Task to complete
Every line of the material that follows must be printed again exactly.

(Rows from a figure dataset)
┌──

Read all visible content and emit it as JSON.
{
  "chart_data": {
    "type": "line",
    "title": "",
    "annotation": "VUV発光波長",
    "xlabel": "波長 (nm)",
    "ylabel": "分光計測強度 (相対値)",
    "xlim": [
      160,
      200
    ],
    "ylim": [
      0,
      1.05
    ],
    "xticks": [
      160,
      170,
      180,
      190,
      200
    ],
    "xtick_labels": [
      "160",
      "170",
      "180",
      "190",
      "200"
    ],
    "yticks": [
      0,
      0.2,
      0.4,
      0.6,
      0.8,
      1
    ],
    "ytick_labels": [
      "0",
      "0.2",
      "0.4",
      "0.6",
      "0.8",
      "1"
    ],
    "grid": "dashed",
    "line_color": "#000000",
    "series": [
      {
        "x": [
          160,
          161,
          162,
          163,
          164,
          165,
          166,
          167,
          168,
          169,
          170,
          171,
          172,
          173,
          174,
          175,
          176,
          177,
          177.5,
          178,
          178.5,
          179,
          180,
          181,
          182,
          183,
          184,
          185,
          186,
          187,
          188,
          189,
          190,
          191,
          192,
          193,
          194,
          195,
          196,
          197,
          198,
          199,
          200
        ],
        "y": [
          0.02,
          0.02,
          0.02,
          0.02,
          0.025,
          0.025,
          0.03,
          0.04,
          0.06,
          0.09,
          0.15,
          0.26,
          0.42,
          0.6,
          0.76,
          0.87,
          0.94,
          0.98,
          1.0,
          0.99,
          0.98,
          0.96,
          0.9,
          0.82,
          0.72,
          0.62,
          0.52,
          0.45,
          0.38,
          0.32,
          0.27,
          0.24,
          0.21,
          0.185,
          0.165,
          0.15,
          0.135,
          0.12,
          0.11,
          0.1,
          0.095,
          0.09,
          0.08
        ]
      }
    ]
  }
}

└──

Task output
Read all visible content and emit it as JSON.
{
  "chart_data": {
    "type": "line",
    "title": "",
    "annotation": "VUV発光波長",
    "xlabel": "波長 (nm)",
    "ylabel": "分光計測強度 (相対値)",
    "xlim": [
      160,
      200
    ],
    "ylim": [
      0,
      1.05
    ],
    "xticks": [
      160,
      170,
      180,
      190,
      200
    ],
    "xtick_labels": [
      "160",
      "170",
      "180",
      "190",
      "200"
    ],
    "yticks": [
      0,
      0.2,
      0.4,
      0.6,
      0.8,
      1
    ],
    "ytick_labels": [
      "0",
      "0.2",
      "0.4",
      "0.6",
      "0.8",
      "1"
    ],
    "grid": "dashed",
    "line_color": "#000000",
    "series": [
      {
        "x": [
          160,
          161,
          162,
          163,
          164,
          165,
          166,
          167,
          168,
          169,
          170,
          171,
          172,
          173,
          174,
          175,
          176,
          177,
          177.5,
          178,
          178.5,
          179,
          180,
          181,
          182,
          183,
          184,
          185,
          186,
          187,
          188,
          189,
          190,
          191,
          192,
          193,
          194,
          195,
          196,
          197,
          198,
          199,
          200
        ],
        "y": [
          0.02,
          0.02,
          0.02,
          0.02,
          0.025,
          0.025,
          0.03,
          0.04,
          0.06,
          0.09,
          0.15,
          0.26,
          0.42,
          0.6,
          0.76,
          0.87,
          0.94,
          0.98,
          1.0,
          0.99,
          0.98,
          0.96,
          0.9,
          0.82,
          0.72,
          0.62,
          0.52,
          0.45,
          0.38,
          0.32,
          0.27,
          0.24,
          0.21,
          0.185,
          0.165,
          0.15,
          0.135,
          0.12,
          0.11,
          0.1,
          0.095,
          0.09,
          0.08
        ]
      }
    ]
  }
}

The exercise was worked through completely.